Written exercise 1: Count the lines of the listing that contain the string "label", treating case as significant, and give only the number.

Text excerpt:
==========

2.6.  Session Maintenance and Termination

   The session context that has been established is kept alive by having
   the client show liveness.  This is done in two main ways:

   o  Media-transport protocol keep-alive.  RTP Control Protocol (RTCP)
      may be used when using RTP.

   o  Any RTSP request referencing the session context.

   Section 10.5 discusses the methods for showing liveness in more
   depth.  If the client fails to show liveness for more than the
   established session timeout value (normally 60 seconds), the server
   may terminate the context.  Other values may be selected by the
   server through the inclusion of the timeout parameter in the session
   header.

   The session context is normally terminated by the client sending a
   TEARDOWN request (Section 13.7) to the server referencing the
   aggregated control URI.  An individual media resource can be removed
   from a session context by a TEARDOWN request referencing that
   particular media resource.  If all media resources are removed from a
   session context, the session context is terminated.

   A client may keep the session alive indefinitely if allowed by the
   server; however, a client is advised to release the session context
   when an extended period of time without media delivery activity has
   passed.  The client can re-establish the session context if required
   later.  What constitutes an extended period of time is dependent on
   the client, server, and their usage.  It is recommended that the
   client terminate the session before ten times the session timeout
   value has passed.  A server may terminate the session after one
   session timeout period without any client activity beyond keep-alive.
   When a server terminates the session context, it does so by sending a
   TEARDOWN request indicating the reason.

RFC7826 - Page 20

   A server can also request that the client tear down the session and
   re-establish it at an alternative server, as may be needed for
   maintenance.  This is done by using the REDIRECT method
   (Section 13.10).  The Terminate-Reason header (Section 18.52) is used
   to indicate when and why.  The Location header indicates where it
   should connect if there is an alternative server available.  When the
   deadline expires, the server simply stops providing the service.  To
   achieve a clean closure, the client needs to initiate session
   termination prior to the deadline.  In case the server has no other
   server to redirect to, and it wants to close the session for
   maintenance, it shall use the TEARDOWN method with a Terminate-Reason
   header.

==========

Records supplied:
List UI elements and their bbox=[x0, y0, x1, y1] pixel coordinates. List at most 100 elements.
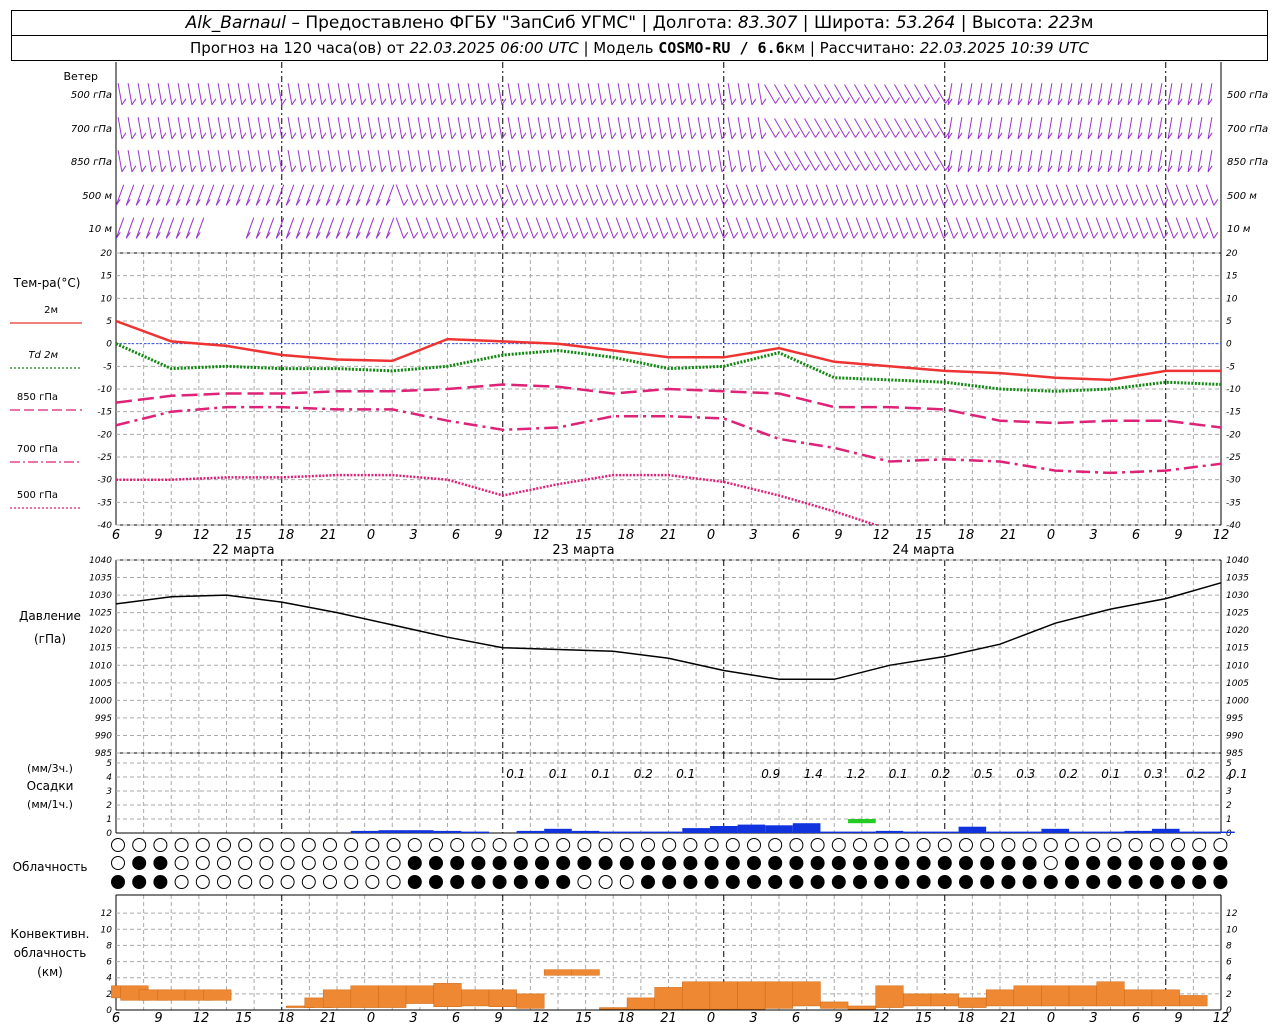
wind-barb bbox=[905, 184, 915, 206]
wind-barb-feather bbox=[171, 165, 177, 173]
cloud-symbol bbox=[683, 875, 698, 889]
wind-barb bbox=[1075, 217, 1085, 239]
wind-barb bbox=[127, 117, 133, 139]
wind-barb-feather bbox=[431, 165, 437, 173]
cloud-symbol bbox=[789, 838, 804, 852]
wind-level-left: 500 гПа bbox=[71, 90, 112, 101]
wind-barb-feather bbox=[355, 232, 361, 239]
wind-barb-feather bbox=[1057, 132, 1063, 140]
wind-barb-feather bbox=[325, 232, 331, 239]
temp-tick-right: 10 bbox=[1226, 294, 1238, 304]
cloud-symbol bbox=[895, 838, 910, 852]
wind-barb bbox=[894, 151, 906, 171]
wind-barb bbox=[1047, 117, 1053, 139]
model-label: | Модель bbox=[578, 39, 659, 57]
wind-barb bbox=[784, 118, 796, 138]
wind-barb-feather bbox=[621, 165, 627, 173]
wind-barb-feather bbox=[845, 164, 850, 171]
wind-barb-feather bbox=[341, 98, 347, 106]
cloud-symbol bbox=[471, 838, 486, 852]
wind-barb bbox=[417, 150, 423, 172]
cloud-symbol bbox=[513, 838, 528, 852]
wind-barb-feather bbox=[375, 199, 381, 206]
wind-barb-feather bbox=[411, 98, 417, 106]
wind-barb bbox=[247, 83, 253, 105]
cloud-symbol bbox=[704, 875, 719, 889]
wind-barb bbox=[357, 150, 363, 172]
wind-barb bbox=[437, 150, 443, 172]
wind-barb bbox=[957, 150, 963, 172]
wind-barb-feather bbox=[541, 165, 547, 173]
wind-barb bbox=[914, 118, 926, 138]
wind-barb-feather bbox=[441, 165, 447, 173]
wind-barb bbox=[157, 150, 163, 172]
wind-barb-feather bbox=[1007, 98, 1013, 106]
wind-barb bbox=[647, 150, 653, 172]
wind-barb-feather bbox=[701, 132, 707, 140]
time-label-top: 0 bbox=[1047, 528, 1055, 543]
wind-barb-feather bbox=[953, 232, 959, 239]
wind-barb bbox=[997, 83, 1003, 105]
precip-bar bbox=[461, 831, 489, 833]
wind-barb bbox=[557, 83, 563, 105]
conv-bar bbox=[764, 981, 794, 1009]
wind-barb bbox=[505, 217, 515, 239]
wind-barb bbox=[824, 118, 836, 138]
wind-barb bbox=[527, 117, 533, 139]
wind-barb-feather bbox=[1083, 232, 1089, 239]
wind-barb-feather bbox=[511, 132, 517, 140]
wind-barb bbox=[1117, 83, 1123, 105]
wind-barb-feather bbox=[611, 132, 617, 140]
cloud-symbol bbox=[323, 856, 337, 870]
wind-barb bbox=[925, 217, 935, 239]
wind-barb-feather bbox=[973, 199, 979, 206]
wind-barb-feather bbox=[1103, 199, 1109, 206]
wind-barb-feather bbox=[191, 98, 197, 106]
wind-barb-feather bbox=[583, 199, 589, 206]
wind-barb bbox=[227, 150, 233, 172]
wind-barb-feather bbox=[443, 199, 449, 206]
cloud-symbol bbox=[1171, 856, 1185, 870]
wind-barb bbox=[295, 217, 305, 239]
wind-barb-feather bbox=[913, 199, 919, 206]
cloud-symbol bbox=[407, 875, 422, 889]
wind-barb bbox=[247, 150, 253, 172]
conv-bar bbox=[157, 989, 186, 1001]
wind-barb bbox=[257, 150, 263, 172]
wind-barb bbox=[285, 184, 295, 206]
cloud-symbol bbox=[810, 875, 825, 889]
wind-barb bbox=[275, 217, 285, 239]
wind-barb-feather bbox=[245, 199, 251, 206]
wind-barb bbox=[617, 83, 623, 105]
wind-barb bbox=[834, 118, 846, 138]
wind-barb-feather bbox=[453, 232, 459, 239]
pres-tick-left: 1040 bbox=[89, 556, 112, 566]
wind-barb bbox=[1025, 184, 1035, 206]
wind-barb bbox=[237, 83, 243, 105]
wind-barb bbox=[455, 217, 465, 239]
wind-barb bbox=[814, 151, 826, 171]
wind-barb bbox=[705, 184, 715, 206]
wind-barb bbox=[647, 117, 653, 139]
wind-barb-feather bbox=[491, 165, 497, 173]
cloud-symbol bbox=[1192, 838, 1207, 852]
wind-barb-feather bbox=[331, 132, 337, 140]
time-label-bottom: 9 bbox=[494, 1011, 502, 1024]
wind-barb bbox=[487, 117, 493, 139]
wind-barb bbox=[717, 83, 723, 105]
wind-barb bbox=[1107, 150, 1113, 172]
wind-barb-feather bbox=[453, 199, 459, 206]
wind-barb bbox=[747, 117, 753, 139]
precip-total: 0.1 bbox=[591, 767, 610, 781]
wind-barb bbox=[794, 118, 806, 138]
precip-bar bbox=[958, 826, 987, 833]
wind-barb bbox=[695, 184, 705, 206]
conv-bar bbox=[682, 981, 711, 1010]
conv-bar bbox=[488, 989, 517, 1008]
cloud-symbol bbox=[1149, 838, 1164, 852]
cloud-symbol bbox=[980, 856, 995, 870]
wind-barb-feather bbox=[331, 165, 337, 173]
wind-barb bbox=[1057, 83, 1063, 105]
conv-tick-right: 6 bbox=[1226, 958, 1232, 968]
wind-barb-feather bbox=[1023, 199, 1029, 206]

==========

Written exercise 2: Continue the passage on RTSP session maintenance and termination from where it stops.

Task result 1: 3

Task result 2:
2.7.  Extending RTSP

   RTSP is quite a versatile protocol that supports extensions in many
   different directions.  Even this core specification contains several
   blocks of functionality that are optional to implement.  The use case
   and need for the protocol deployment should determine what parts are
   implemented.  Allowing for extensions makes it possible for RTSP to
   address additional use cases.  However, extensions will affect the
   interoperability of the protocol; therefore, it is important that
   they can be added in a structured way.

   The client can learn the capability of a server by using the OPTIONS
   method (Section 13.1) and the Supported header (Section 18.51).  It
   can also try and possibly fail using new methods or require that
   particular features be supported using the Require (Section 18.43) or
   Proxy-Require (Section 18.37) header.

   The RTSP, in itself, can be extended in three ways, listed here in
   increasing order of the magnitude of changes supported:

   o  Existing methods can be extended with new parameters, for example,
      headers, as long as these parameters can be safely ignored by the
      recipient.  If the client needs negative acknowledgment when a
      method extension is not supported, a tag corresponding to the
      extension may be added in the field of the Require or Proxy-
      Require headers.

   o  New methods can be added.  If the recipient of the message does
      not understand the request, it must respond with error code 501
      (Not Implemented) so that the sender can avoid using this method
      again.  A client may also use the OPTIONS method to inquire about
      methods supported by the server.  The server must list the methods
      it supports using the Public response-header.

RFC7826 - Page 21

   o  A new version of the protocol can be defined, allowing almost all
      aspects (except the position of the protocol version number) to
      change.  A new version of the protocol must be registered through
      a Standards Track document.

   The basic capability discovery mechanism can be used to both discover
   support for a certain feature and to ensure that a feature is
   available when performing a request.  For a detailed explanation of
   this, see Section 11.

   New media delivery protocols may be added and negotiated at session
   establishment, in addition to extensions to the core protocol.
   Certain types of protocol manipulations can be done through parameter
   formats using SET_PARAMETER and GET_PARAMETER.

3.  Document Conventions

3.1.  Notational Conventions

   All the mechanisms specified in this document are described in both
   prose and the Augmented Backus-Naur form (ABNF) described in detail
   in [RFC5234].

   Indented paragraphs are used to provide informative background and
   motivation.  This is intended to give readers who were not involved
   with the formulation of the specification an understanding of why
   things are the way they are in RTSP.

   The key words "MUST", "MUST NOT", "REQUIRED", "SHALL", "SHALL NOT",
   "SHOULD", "SHOULD NOT", "RECOMMENDED", "NOT RECOMMENDED", "MAY", and
   "OPTIONAL" in this document are to be interpreted as described in
   [RFC2119].

   The word, "unspecified" is used to indicate functionality or features
   that are not defined in this specification.  Such functionality
   cannot be used in a standardized manner without further definition in
   an extension specification to RTSP.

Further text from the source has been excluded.